--- Start ---

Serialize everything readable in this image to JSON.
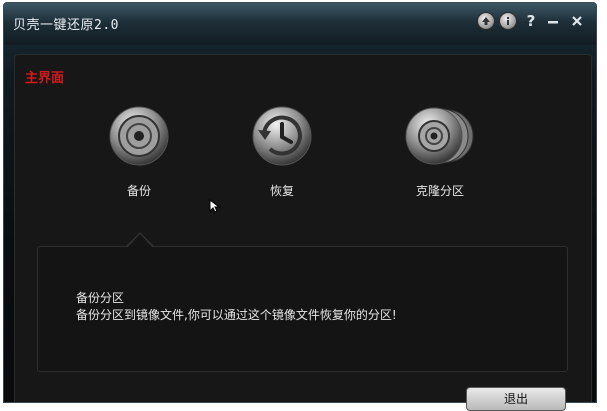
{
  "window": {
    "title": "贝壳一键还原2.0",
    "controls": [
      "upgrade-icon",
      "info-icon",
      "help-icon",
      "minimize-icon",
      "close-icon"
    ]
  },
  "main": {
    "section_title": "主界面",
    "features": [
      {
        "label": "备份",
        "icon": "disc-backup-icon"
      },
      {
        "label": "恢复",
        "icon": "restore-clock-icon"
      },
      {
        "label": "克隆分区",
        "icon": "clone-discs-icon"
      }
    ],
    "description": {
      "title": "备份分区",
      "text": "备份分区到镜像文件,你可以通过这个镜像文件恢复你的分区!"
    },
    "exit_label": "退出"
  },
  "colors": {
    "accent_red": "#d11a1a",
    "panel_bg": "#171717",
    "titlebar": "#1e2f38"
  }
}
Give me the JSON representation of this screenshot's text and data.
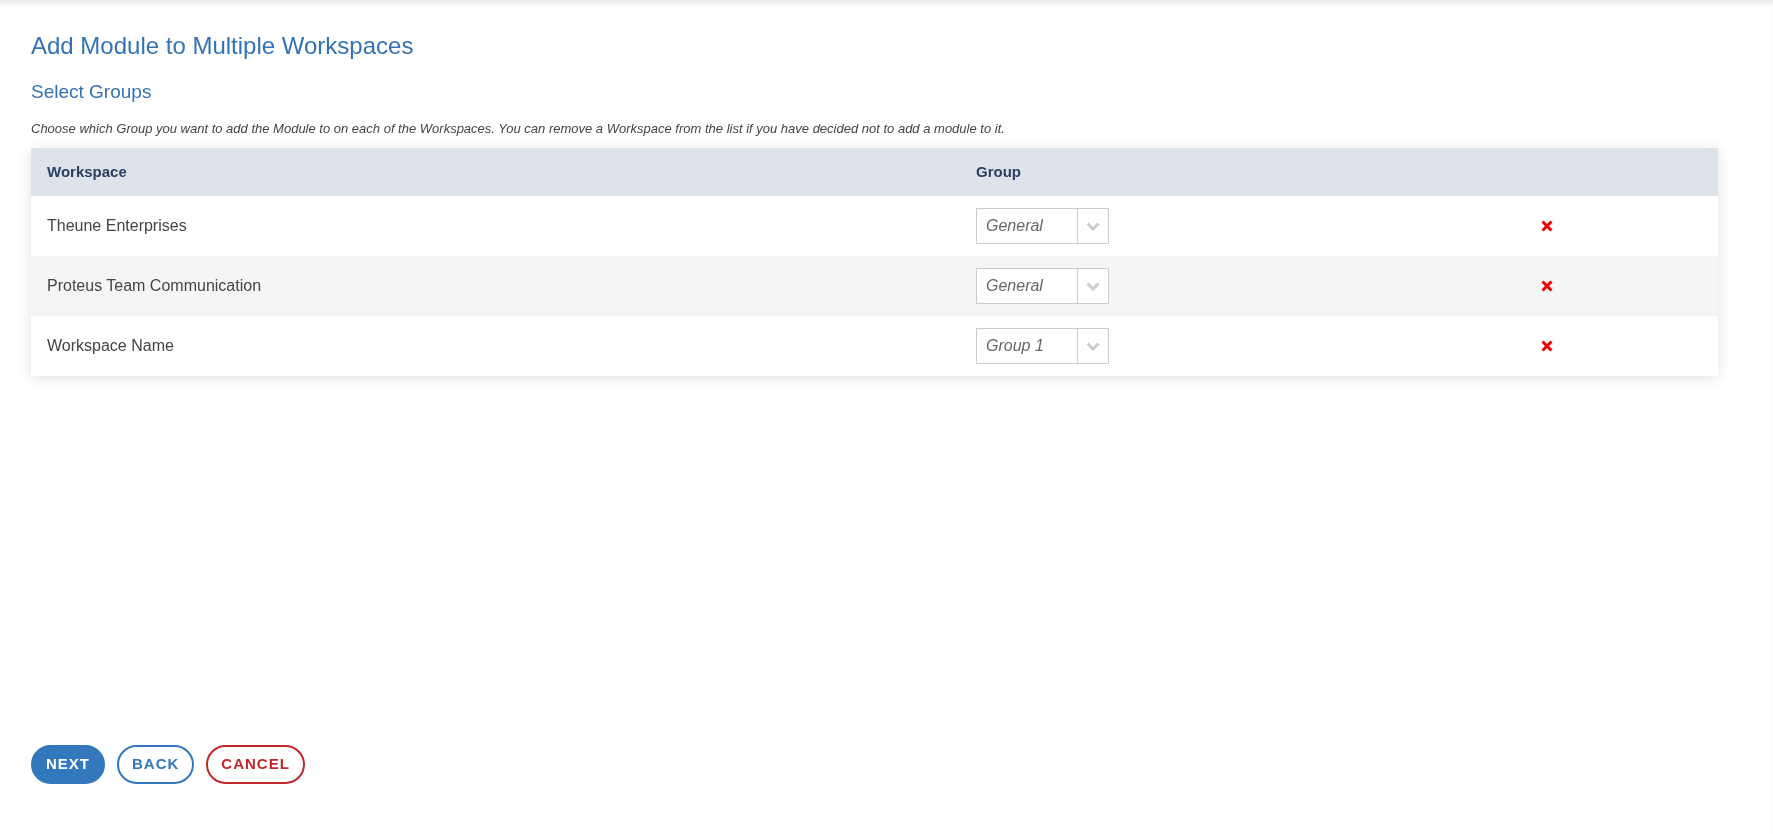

--- End ---
--- Start ---

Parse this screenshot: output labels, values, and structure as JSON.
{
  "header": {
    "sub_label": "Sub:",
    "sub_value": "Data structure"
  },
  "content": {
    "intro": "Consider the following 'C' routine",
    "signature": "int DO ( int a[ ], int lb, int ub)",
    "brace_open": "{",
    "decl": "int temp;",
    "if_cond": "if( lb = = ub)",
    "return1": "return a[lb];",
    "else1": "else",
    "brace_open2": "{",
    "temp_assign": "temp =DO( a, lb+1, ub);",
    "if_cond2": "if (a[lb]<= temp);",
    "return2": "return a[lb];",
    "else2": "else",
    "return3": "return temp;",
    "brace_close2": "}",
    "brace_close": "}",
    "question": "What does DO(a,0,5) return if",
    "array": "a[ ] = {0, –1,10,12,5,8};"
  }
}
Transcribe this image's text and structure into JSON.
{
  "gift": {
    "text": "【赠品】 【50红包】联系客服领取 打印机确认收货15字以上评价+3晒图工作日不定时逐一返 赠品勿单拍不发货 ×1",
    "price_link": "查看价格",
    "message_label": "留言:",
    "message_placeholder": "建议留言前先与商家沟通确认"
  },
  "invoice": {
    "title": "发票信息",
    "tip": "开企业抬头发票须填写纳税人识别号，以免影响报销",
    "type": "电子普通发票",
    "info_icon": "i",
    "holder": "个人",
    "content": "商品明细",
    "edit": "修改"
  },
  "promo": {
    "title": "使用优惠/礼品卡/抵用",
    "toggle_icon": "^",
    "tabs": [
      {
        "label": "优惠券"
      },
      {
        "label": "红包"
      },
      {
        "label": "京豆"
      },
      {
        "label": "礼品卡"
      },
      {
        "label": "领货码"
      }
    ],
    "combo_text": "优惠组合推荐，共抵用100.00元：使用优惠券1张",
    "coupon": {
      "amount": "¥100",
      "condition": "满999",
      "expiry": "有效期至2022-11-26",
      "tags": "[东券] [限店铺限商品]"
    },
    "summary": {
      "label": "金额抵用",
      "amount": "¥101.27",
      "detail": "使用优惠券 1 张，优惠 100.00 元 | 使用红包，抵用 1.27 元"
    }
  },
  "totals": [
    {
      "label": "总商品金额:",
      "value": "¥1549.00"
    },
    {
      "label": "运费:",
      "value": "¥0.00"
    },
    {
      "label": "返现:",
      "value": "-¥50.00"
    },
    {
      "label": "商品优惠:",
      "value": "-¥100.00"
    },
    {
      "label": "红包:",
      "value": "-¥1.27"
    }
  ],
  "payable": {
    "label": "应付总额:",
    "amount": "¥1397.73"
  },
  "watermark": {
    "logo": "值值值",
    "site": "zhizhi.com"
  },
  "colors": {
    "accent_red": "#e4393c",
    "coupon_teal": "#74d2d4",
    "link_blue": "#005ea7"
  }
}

--- End ---

(WHAT TO DO):
Output word for word the lines running from the one containing "Serialize everything readable" to the one containing "Give me the", both included, leaving out the pictures.

(TASK ANSWER):
Serialize everything readable in this image to JSON.
{
  "window": {
    "title": "贝壳一键还原2.0",
    "controls": [
      "upgrade-icon",
      "info-icon",
      "help-icon",
      "minimize-icon",
      "close-icon"
    ]
  },
  "main": {
    "section_title": "主界面",
    "features": [
      {
        "label": "备份",
        "icon": "disc-backup-icon"
      },
      {
        "label": "恢复",
        "icon": "restore-clock-icon"
      },
      {
        "label": "克隆分区",
        "icon": "clone-discs-icon"
      }
    ],
    "description": {
      "title": "备份分区",
      "text": "备份分区到镜像文件,你可以通过这个镜像文件恢复你的分区!"
    },
    "exit_label": "退出"
  },
  "colors": {
    "accent_red": "#d11a1a",
    "panel_bg": "#171717",
    "titlebar": "#1e2f38"
  }
}
Give me the JSON representation of this screenshot's text and data.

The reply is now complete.